◆ Aim
Extract all lines in the data that contain the word "structured".

BEGIN Extracted information

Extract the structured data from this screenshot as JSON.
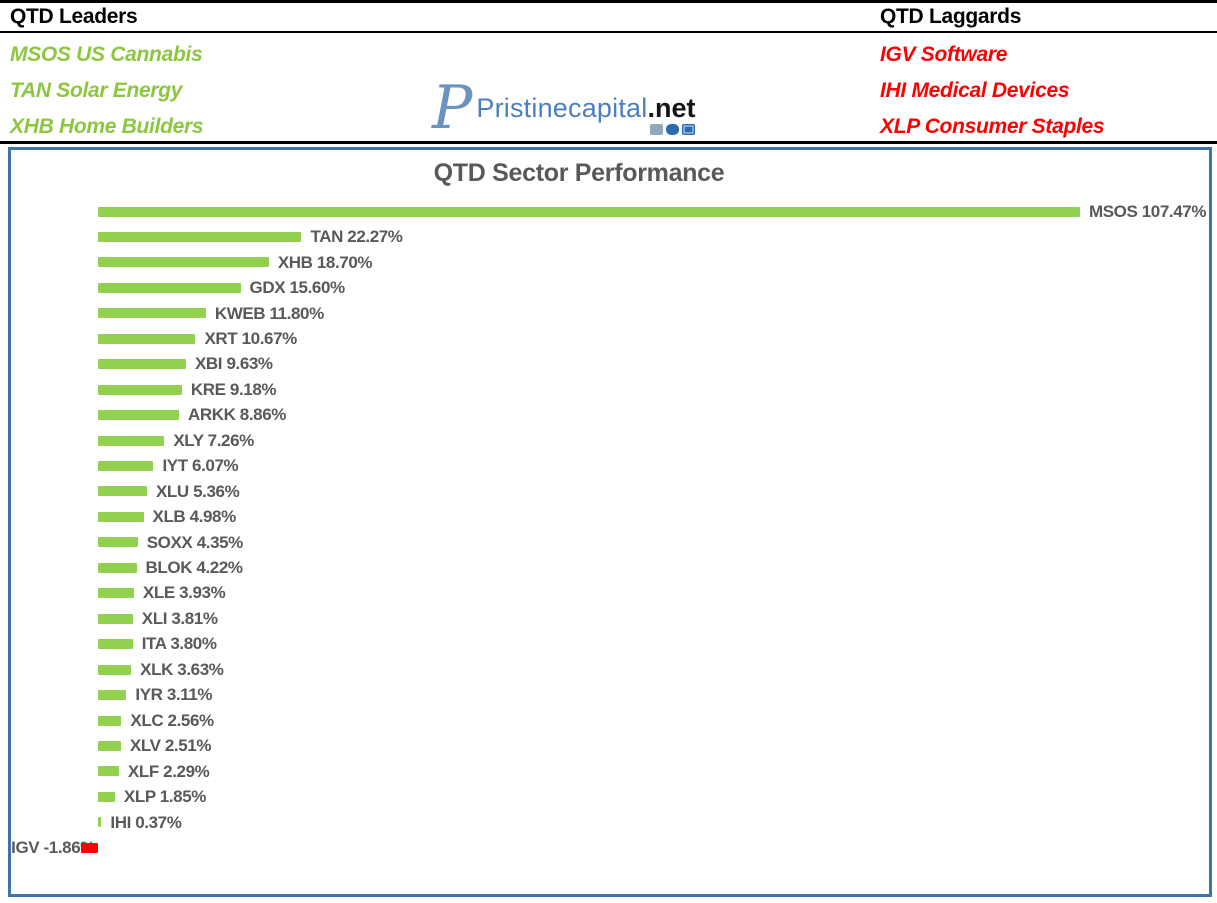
{
  "header": {
    "leaders": {
      "title": "QTD Leaders",
      "items": [
        "MSOS US Cannabis",
        "TAN Solar Energy",
        "XHB Home Builders"
      ]
    },
    "laggards": {
      "title": "QTD Laggards",
      "items": [
        "IGV Software",
        "IHI Medical Devices",
        "XLP Consumer Staples"
      ]
    },
    "logo": {
      "monogram": "P",
      "name": "Pristinecapital",
      "tld": ".net"
    }
  },
  "colors": {
    "positive_bar": "#92D050",
    "negative_bar": "#FF0000",
    "leader_text": "#8DC63F",
    "laggard_text": "#FF0000",
    "label_text": "#595959",
    "chart_border": "#3E74A8",
    "logo_blue": "#4C7FBE"
  },
  "chart_data": {
    "type": "bar",
    "orientation": "horizontal",
    "title": "QTD Sector Performance",
    "value_suffix": "%",
    "grid": false,
    "legend": false,
    "axis_labels_visible": false,
    "xlim": [
      -10,
      120
    ],
    "categories": [
      "MSOS",
      "TAN",
      "XHB",
      "GDX",
      "KWEB",
      "XRT",
      "XBI",
      "KRE",
      "ARKK",
      "XLY",
      "IYT",
      "XLU",
      "XLB",
      "SOXX",
      "BLOK",
      "XLE",
      "XLI",
      "ITA",
      "XLK",
      "IYR",
      "XLC",
      "XLV",
      "XLF",
      "XLP",
      "IHI",
      "IGV"
    ],
    "values": [
      107.47,
      22.27,
      18.7,
      15.6,
      11.8,
      10.67,
      9.63,
      9.18,
      8.86,
      7.26,
      6.07,
      5.36,
      4.98,
      4.35,
      4.22,
      3.93,
      3.81,
      3.8,
      3.63,
      3.11,
      2.56,
      2.51,
      2.29,
      1.85,
      0.37,
      -1.86
    ]
  }
}
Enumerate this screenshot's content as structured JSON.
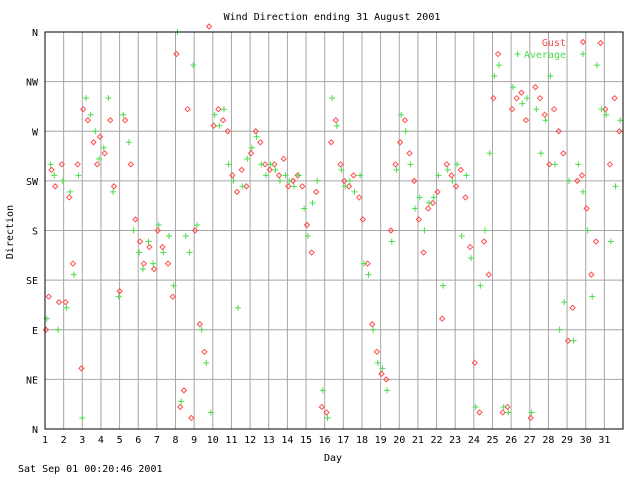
{
  "chart_data": {
    "type": "scatter",
    "title": "Wind Direction ending 31 August 2001",
    "xlabel": "Day",
    "ylabel": "Direction",
    "xlim": [
      1,
      32
    ],
    "ylim": [
      0,
      360
    ],
    "x_ticks": [
      "1",
      "2",
      "3",
      "4",
      "5",
      "6",
      "7",
      "8",
      "9",
      "10",
      "11",
      "12",
      "13",
      "14",
      "15",
      "16",
      "17",
      "18",
      "19",
      "20",
      "21",
      "22",
      "23",
      "24",
      "25",
      "26",
      "27",
      "28",
      "29",
      "30",
      "31"
    ],
    "y_ticks": [
      {
        "label": "N",
        "value": 0
      },
      {
        "label": "NE",
        "value": 45
      },
      {
        "label": "E",
        "value": 90
      },
      {
        "label": "SE",
        "value": 135
      },
      {
        "label": "S",
        "value": 180
      },
      {
        "label": "SW",
        "value": 225
      },
      {
        "label": "W",
        "value": 270
      },
      {
        "label": "NW",
        "value": 315
      },
      {
        "label": "N",
        "value": 360
      }
    ],
    "grid": true,
    "legend_position": "top-right",
    "series": [
      {
        "name": "Gust",
        "color": "#ff4d4d",
        "marker": "diamond",
        "values": [
          [
            1.05,
            90
          ],
          [
            1.2,
            120
          ],
          [
            1.35,
            235
          ],
          [
            1.55,
            220
          ],
          [
            1.75,
            115
          ],
          [
            1.9,
            240
          ],
          [
            2.1,
            115
          ],
          [
            2.3,
            210
          ],
          [
            2.5,
            150
          ],
          [
            2.75,
            240
          ],
          [
            2.95,
            55
          ],
          [
            3.05,
            290
          ],
          [
            3.3,
            280
          ],
          [
            3.6,
            260
          ],
          [
            3.8,
            240
          ],
          [
            3.95,
            265
          ],
          [
            4.2,
            250
          ],
          [
            4.5,
            280
          ],
          [
            4.7,
            220
          ],
          [
            5.0,
            125
          ],
          [
            5.3,
            280
          ],
          [
            5.6,
            240
          ],
          [
            5.85,
            190
          ],
          [
            6.1,
            170
          ],
          [
            6.3,
            150
          ],
          [
            6.6,
            165
          ],
          [
            6.85,
            145
          ],
          [
            7.05,
            180
          ],
          [
            7.3,
            165
          ],
          [
            7.6,
            150
          ],
          [
            7.85,
            120
          ],
          [
            8.05,
            340
          ],
          [
            8.25,
            20
          ],
          [
            8.45,
            35
          ],
          [
            8.65,
            290
          ],
          [
            8.85,
            10
          ],
          [
            9.05,
            180
          ],
          [
            9.3,
            95
          ],
          [
            9.55,
            70
          ],
          [
            9.8,
            365
          ],
          [
            10.05,
            275
          ],
          [
            10.3,
            290
          ],
          [
            10.55,
            280
          ],
          [
            10.8,
            270
          ],
          [
            11.05,
            230
          ],
          [
            11.3,
            215
          ],
          [
            11.55,
            235
          ],
          [
            11.8,
            220
          ],
          [
            12.05,
            250
          ],
          [
            12.3,
            270
          ],
          [
            12.55,
            260
          ],
          [
            12.8,
            240
          ],
          [
            13.05,
            235
          ],
          [
            13.3,
            240
          ],
          [
            13.55,
            230
          ],
          [
            13.8,
            245
          ],
          [
            14.05,
            220
          ],
          [
            14.3,
            225
          ],
          [
            14.55,
            230
          ],
          [
            14.8,
            220
          ],
          [
            15.05,
            185
          ],
          [
            15.3,
            160
          ],
          [
            15.55,
            215
          ],
          [
            15.85,
            20
          ],
          [
            16.1,
            15
          ],
          [
            16.35,
            260
          ],
          [
            16.6,
            280
          ],
          [
            16.85,
            240
          ],
          [
            17.05,
            225
          ],
          [
            17.3,
            220
          ],
          [
            17.55,
            230
          ],
          [
            17.85,
            210
          ],
          [
            18.05,
            190
          ],
          [
            18.3,
            150
          ],
          [
            18.55,
            95
          ],
          [
            18.8,
            70
          ],
          [
            19.05,
            50
          ],
          [
            19.3,
            45
          ],
          [
            19.55,
            180
          ],
          [
            19.8,
            240
          ],
          [
            20.05,
            260
          ],
          [
            20.3,
            280
          ],
          [
            20.55,
            250
          ],
          [
            20.8,
            225
          ],
          [
            21.05,
            190
          ],
          [
            21.3,
            160
          ],
          [
            21.55,
            200
          ],
          [
            21.8,
            205
          ],
          [
            22.05,
            215
          ],
          [
            22.3,
            100
          ],
          [
            22.55,
            240
          ],
          [
            22.8,
            230
          ],
          [
            23.05,
            220
          ],
          [
            23.3,
            235
          ],
          [
            23.55,
            210
          ],
          [
            23.8,
            165
          ],
          [
            24.05,
            60
          ],
          [
            24.3,
            15
          ],
          [
            24.55,
            170
          ],
          [
            24.8,
            140
          ],
          [
            25.05,
            300
          ],
          [
            25.3,
            340
          ],
          [
            25.55,
            15
          ],
          [
            25.8,
            20
          ],
          [
            26.05,
            290
          ],
          [
            26.3,
            300
          ],
          [
            26.55,
            305
          ],
          [
            26.8,
            280
          ],
          [
            27.05,
            10
          ],
          [
            27.3,
            310
          ],
          [
            27.55,
            300
          ],
          [
            27.8,
            285
          ],
          [
            28.05,
            240
          ],
          [
            28.3,
            290
          ],
          [
            28.55,
            270
          ],
          [
            28.8,
            250
          ],
          [
            29.05,
            80
          ],
          [
            29.3,
            110
          ],
          [
            29.55,
            225
          ],
          [
            29.8,
            230
          ],
          [
            30.05,
            200
          ],
          [
            30.3,
            140
          ],
          [
            30.55,
            170
          ],
          [
            30.8,
            350
          ],
          [
            31.05,
            290
          ],
          [
            31.3,
            240
          ],
          [
            31.55,
            300
          ],
          [
            31.8,
            270
          ]
        ]
      },
      {
        "name": "Average",
        "color": "#4ddd4d",
        "marker": "plus",
        "values": [
          [
            1.1,
            100
          ],
          [
            1.3,
            240
          ],
          [
            1.5,
            230
          ],
          [
            1.7,
            90
          ],
          [
            1.95,
            225
          ],
          [
            2.15,
            110
          ],
          [
            2.35,
            215
          ],
          [
            2.55,
            140
          ],
          [
            2.8,
            230
          ],
          [
            3.0,
            10
          ],
          [
            3.2,
            300
          ],
          [
            3.45,
            285
          ],
          [
            3.7,
            270
          ],
          [
            3.9,
            245
          ],
          [
            4.15,
            255
          ],
          [
            4.4,
            300
          ],
          [
            4.65,
            215
          ],
          [
            4.95,
            120
          ],
          [
            5.2,
            285
          ],
          [
            5.5,
            260
          ],
          [
            5.75,
            180
          ],
          [
            6.05,
            160
          ],
          [
            6.25,
            145
          ],
          [
            6.55,
            170
          ],
          [
            6.8,
            150
          ],
          [
            7.1,
            185
          ],
          [
            7.35,
            160
          ],
          [
            7.65,
            175
          ],
          [
            7.9,
            130
          ],
          [
            8.1,
            360
          ],
          [
            8.3,
            25
          ],
          [
            8.55,
            175
          ],
          [
            8.75,
            160
          ],
          [
            8.95,
            330
          ],
          [
            9.15,
            185
          ],
          [
            9.4,
            90
          ],
          [
            9.65,
            60
          ],
          [
            9.9,
            15
          ],
          [
            10.1,
            285
          ],
          [
            10.35,
            275
          ],
          [
            10.6,
            290
          ],
          [
            10.85,
            240
          ],
          [
            11.1,
            225
          ],
          [
            11.35,
            110
          ],
          [
            11.6,
            220
          ],
          [
            11.85,
            245
          ],
          [
            12.1,
            255
          ],
          [
            12.35,
            265
          ],
          [
            12.6,
            240
          ],
          [
            12.85,
            230
          ],
          [
            13.1,
            240
          ],
          [
            13.35,
            235
          ],
          [
            13.6,
            225
          ],
          [
            13.9,
            230
          ],
          [
            14.1,
            225
          ],
          [
            14.35,
            220
          ],
          [
            14.6,
            230
          ],
          [
            14.9,
            200
          ],
          [
            15.1,
            175
          ],
          [
            15.35,
            205
          ],
          [
            15.6,
            225
          ],
          [
            15.9,
            35
          ],
          [
            16.15,
            10
          ],
          [
            16.4,
            300
          ],
          [
            16.65,
            275
          ],
          [
            16.9,
            235
          ],
          [
            17.1,
            220
          ],
          [
            17.35,
            225
          ],
          [
            17.6,
            215
          ],
          [
            17.9,
            230
          ],
          [
            18.1,
            150
          ],
          [
            18.35,
            140
          ],
          [
            18.6,
            90
          ],
          [
            18.85,
            60
          ],
          [
            19.1,
            55
          ],
          [
            19.35,
            35
          ],
          [
            19.6,
            170
          ],
          [
            19.85,
            235
          ],
          [
            20.1,
            285
          ],
          [
            20.35,
            270
          ],
          [
            20.6,
            240
          ],
          [
            20.85,
            200
          ],
          [
            21.1,
            210
          ],
          [
            21.35,
            180
          ],
          [
            21.6,
            205
          ],
          [
            21.85,
            210
          ],
          [
            22.1,
            230
          ],
          [
            22.35,
            130
          ],
          [
            22.6,
            235
          ],
          [
            22.85,
            225
          ],
          [
            23.1,
            240
          ],
          [
            23.35,
            175
          ],
          [
            23.6,
            230
          ],
          [
            23.85,
            155
          ],
          [
            24.1,
            20
          ],
          [
            24.35,
            130
          ],
          [
            24.6,
            180
          ],
          [
            24.85,
            250
          ],
          [
            25.1,
            320
          ],
          [
            25.35,
            330
          ],
          [
            25.6,
            20
          ],
          [
            25.85,
            15
          ],
          [
            26.1,
            310
          ],
          [
            26.35,
            340
          ],
          [
            26.6,
            295
          ],
          [
            26.85,
            300
          ],
          [
            27.1,
            15
          ],
          [
            27.35,
            290
          ],
          [
            27.6,
            250
          ],
          [
            27.85,
            280
          ],
          [
            28.1,
            320
          ],
          [
            28.35,
            240
          ],
          [
            28.6,
            90
          ],
          [
            28.85,
            115
          ],
          [
            29.1,
            225
          ],
          [
            29.35,
            80
          ],
          [
            29.6,
            240
          ],
          [
            29.85,
            215
          ],
          [
            30.1,
            180
          ],
          [
            30.35,
            120
          ],
          [
            30.6,
            330
          ],
          [
            30.85,
            290
          ],
          [
            31.1,
            285
          ],
          [
            31.35,
            170
          ],
          [
            31.6,
            220
          ],
          [
            31.85,
            280
          ]
        ]
      }
    ]
  },
  "footer": {
    "timestamp": "Sat Sep 01 00:20:46 2001"
  }
}
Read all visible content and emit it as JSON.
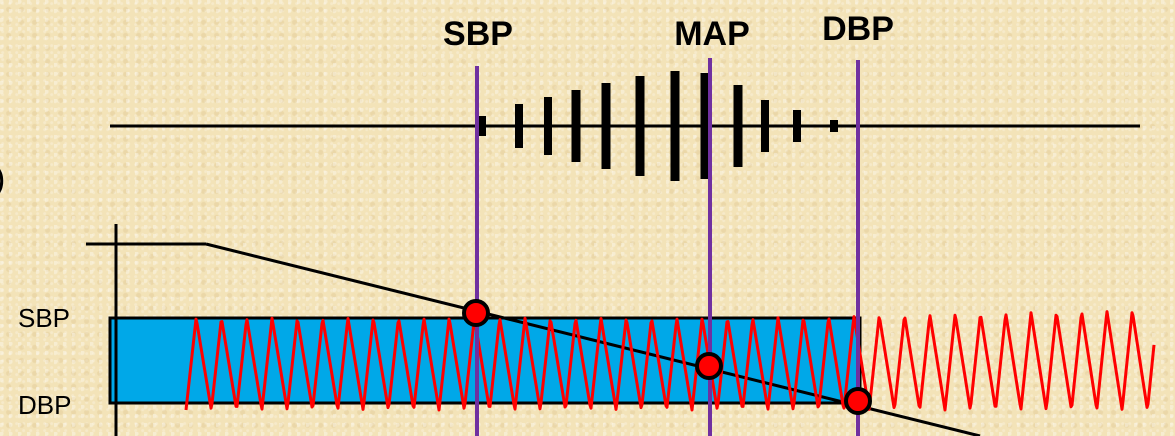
{
  "labels": {
    "sbp": "SBP",
    "map": "MAP",
    "dbp": "DBP",
    "paren": ")"
  },
  "axis": {
    "sbp": "SBP",
    "dbp": "DBP"
  },
  "colors": {
    "background": "#f3e3b8",
    "marker_line": "#7030a0",
    "pulse_wave": "#ff0000",
    "pressure_band": "#00a8e8",
    "oscillation_bars": "#000000",
    "cuff_line": "#000000",
    "intersection_dot": "#ff0000"
  }
}
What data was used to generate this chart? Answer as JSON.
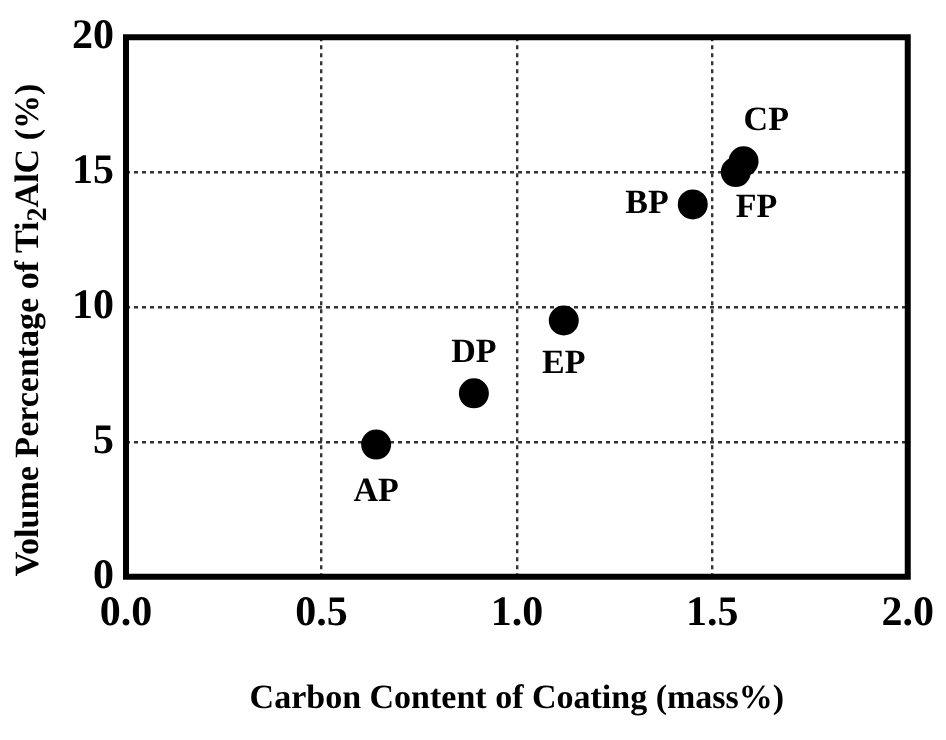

END Extracted information

◆ Exercise answer
Extract the structured data from this screenshot as JSON.
Enumerate this screenshot's content as structured JSON.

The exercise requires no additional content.